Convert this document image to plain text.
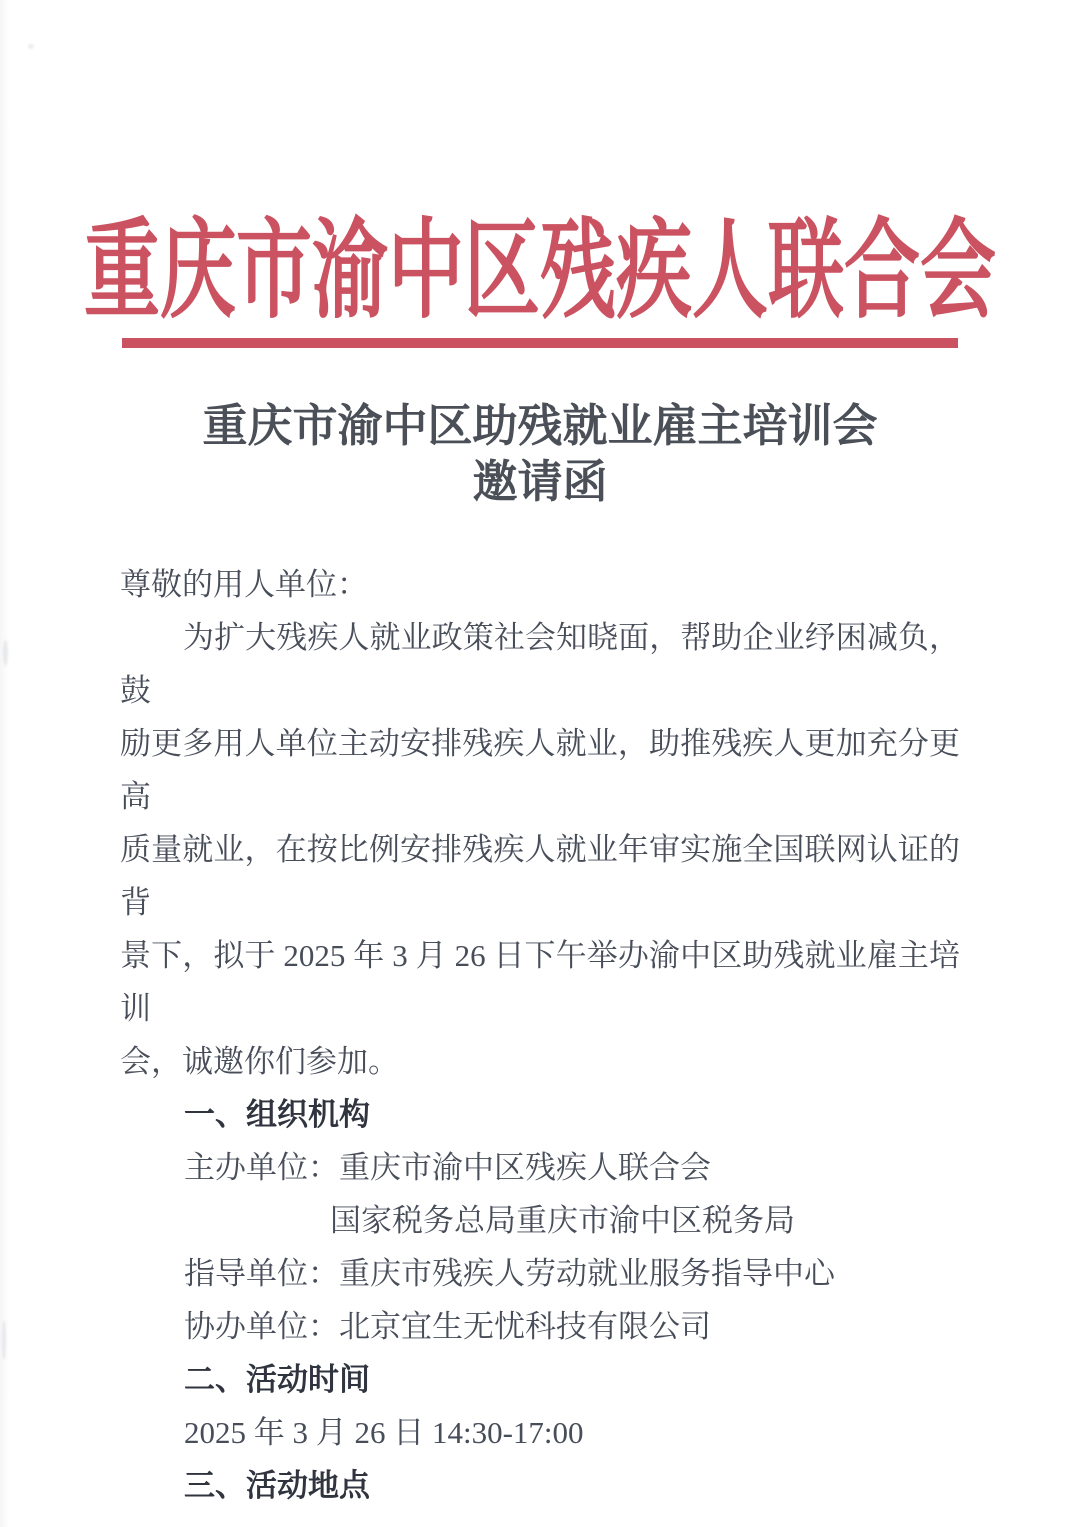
重庆市渝中区残疾人联合会
重庆市渝中区助残就业雇主培训会
邀请函
尊敬的用人单位：
为扩大残疾人就业政策社会知晓面，帮助企业纾困减负，鼓
励更多用人单位主动安排残疾人就业，助推残疾人更加充分更高
质量就业，在按比例安排残疾人就业年审实施全国联网认证的背
景下，拟于 2025 年 3 月 26 日下午举办渝中区助残就业雇主培训
会，诚邀你们参加。
一、组织机构
主办单位：重庆市渝中区残疾人联合会
国家税务总局重庆市渝中区税务局
指导单位：重庆市残疾人劳动就业服务指导中心
协办单位：北京宜生无忧科技有限公司
二、活动时间
2025 年 3 月 26 日 14:30-17:00
三、活动地点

* * *

→ Problem requirements: Go back to the records above and write them out exactly, without the pictures.

→ Completed task:
Convert this document image to plain text.
重庆市渝中区残疾人联合会
重庆市渝中区助残就业雇主培训会
邀请函
尊敬的用人单位：
为扩大残疾人就业政策社会知晓面，帮助企业纾困减负，鼓
励更多用人单位主动安排残疾人就业，助推残疾人更加充分更高
质量就业，在按比例安排残疾人就业年审实施全国联网认证的背
景下，拟于 2025 年 3 月 26 日下午举办渝中区助残就业雇主培训
会，诚邀你们参加。
一、组织机构
主办单位：重庆市渝中区残疾人联合会
国家税务总局重庆市渝中区税务局
指导单位：重庆市残疾人劳动就业服务指导中心
协办单位：北京宜生无忧科技有限公司
二、活动时间
2025 年 3 月 26 日 14:30-17:00
三、活动地点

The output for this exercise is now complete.